EXERCISE DETAILS
Your output is the line containing "Output a JSON" plus all lines after it to the end of the records, reproduced exactly, with nothing else.

RECORDS FOR PROCESSING
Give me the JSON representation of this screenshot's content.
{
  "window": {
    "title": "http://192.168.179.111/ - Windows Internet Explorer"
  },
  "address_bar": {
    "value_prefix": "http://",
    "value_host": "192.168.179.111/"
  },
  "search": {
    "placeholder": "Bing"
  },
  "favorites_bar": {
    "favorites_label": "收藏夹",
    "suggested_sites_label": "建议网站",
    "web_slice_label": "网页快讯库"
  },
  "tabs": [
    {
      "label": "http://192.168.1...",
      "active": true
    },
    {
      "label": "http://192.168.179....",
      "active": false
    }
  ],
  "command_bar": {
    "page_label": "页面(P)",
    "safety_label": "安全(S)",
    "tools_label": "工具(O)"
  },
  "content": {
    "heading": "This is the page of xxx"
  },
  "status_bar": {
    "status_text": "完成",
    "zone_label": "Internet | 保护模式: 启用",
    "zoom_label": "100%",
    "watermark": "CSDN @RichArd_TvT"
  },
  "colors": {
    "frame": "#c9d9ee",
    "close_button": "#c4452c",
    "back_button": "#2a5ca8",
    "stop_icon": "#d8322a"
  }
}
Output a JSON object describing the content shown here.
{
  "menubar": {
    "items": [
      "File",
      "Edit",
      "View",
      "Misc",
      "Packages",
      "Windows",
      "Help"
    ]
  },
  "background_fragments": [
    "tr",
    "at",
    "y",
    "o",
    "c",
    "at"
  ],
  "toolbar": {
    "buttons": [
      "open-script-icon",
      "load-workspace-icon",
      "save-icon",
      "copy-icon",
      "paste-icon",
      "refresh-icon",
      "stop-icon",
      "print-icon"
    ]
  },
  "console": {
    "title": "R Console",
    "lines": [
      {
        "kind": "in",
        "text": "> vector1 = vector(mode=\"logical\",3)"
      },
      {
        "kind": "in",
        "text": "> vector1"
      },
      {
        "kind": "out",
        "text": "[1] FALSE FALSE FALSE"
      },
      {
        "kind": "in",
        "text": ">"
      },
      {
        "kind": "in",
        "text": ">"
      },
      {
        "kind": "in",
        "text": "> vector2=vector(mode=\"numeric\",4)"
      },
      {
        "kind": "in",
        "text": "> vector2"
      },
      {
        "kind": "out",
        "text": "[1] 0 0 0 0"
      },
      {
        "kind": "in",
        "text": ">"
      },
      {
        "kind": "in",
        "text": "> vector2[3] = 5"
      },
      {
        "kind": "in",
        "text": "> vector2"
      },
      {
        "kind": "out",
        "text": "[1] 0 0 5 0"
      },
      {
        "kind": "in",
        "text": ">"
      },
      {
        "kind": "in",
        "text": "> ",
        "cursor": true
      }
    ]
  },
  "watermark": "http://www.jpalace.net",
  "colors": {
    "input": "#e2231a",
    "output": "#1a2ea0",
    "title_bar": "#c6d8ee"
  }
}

COMPLETED TASK
Output a JSON object describing the content shown here.
{
  "menubar": {
    "items": [
      "File",
      "Edit",
      "View",
      "Misc",
      "Packages",
      "Windows",
      "Help"
    ]
  },
  "background_fragments": [
    "tr",
    "at",
    "y",
    "o",
    "c",
    "at"
  ],
  "toolbar": {
    "buttons": [
      "open-script-icon",
      "load-workspace-icon",
      "save-icon",
      "copy-icon",
      "paste-icon",
      "refresh-icon",
      "stop-icon",
      "print-icon"
    ]
  },
  "console": {
    "title": "R Console",
    "lines": [
      {
        "kind": "in",
        "text": "> vector1 = vector(mode=\"logical\",3)"
      },
      {
        "kind": "in",
        "text": "> vector1"
      },
      {
        "kind": "out",
        "text": "[1] FALSE FALSE FALSE"
      },
      {
        "kind": "in",
        "text": ">"
      },
      {
        "kind": "in",
        "text": ">"
      },
      {
        "kind": "in",
        "text": "> vector2=vector(mode=\"numeric\",4)"
      },
      {
        "kind": "in",
        "text": "> vector2"
      },
      {
        "kind": "out",
        "text": "[1] 0 0 0 0"
      },
      {
        "kind": "in",
        "text": ">"
      },
      {
        "kind": "in",
        "text": "> vector2[3] = 5"
      },
      {
        "kind": "in",
        "text": "> vector2"
      },
      {
        "kind": "out",
        "text": "[1] 0 0 5 0"
      },
      {
        "kind": "in",
        "text": ">"
      },
      {
        "kind": "in",
        "text": "> ",
        "cursor": true
      }
    ]
  },
  "watermark": "http://www.jpalace.net",
  "colors": {
    "input": "#e2231a",
    "output": "#1a2ea0",
    "title_bar": "#c6d8ee"
  }
}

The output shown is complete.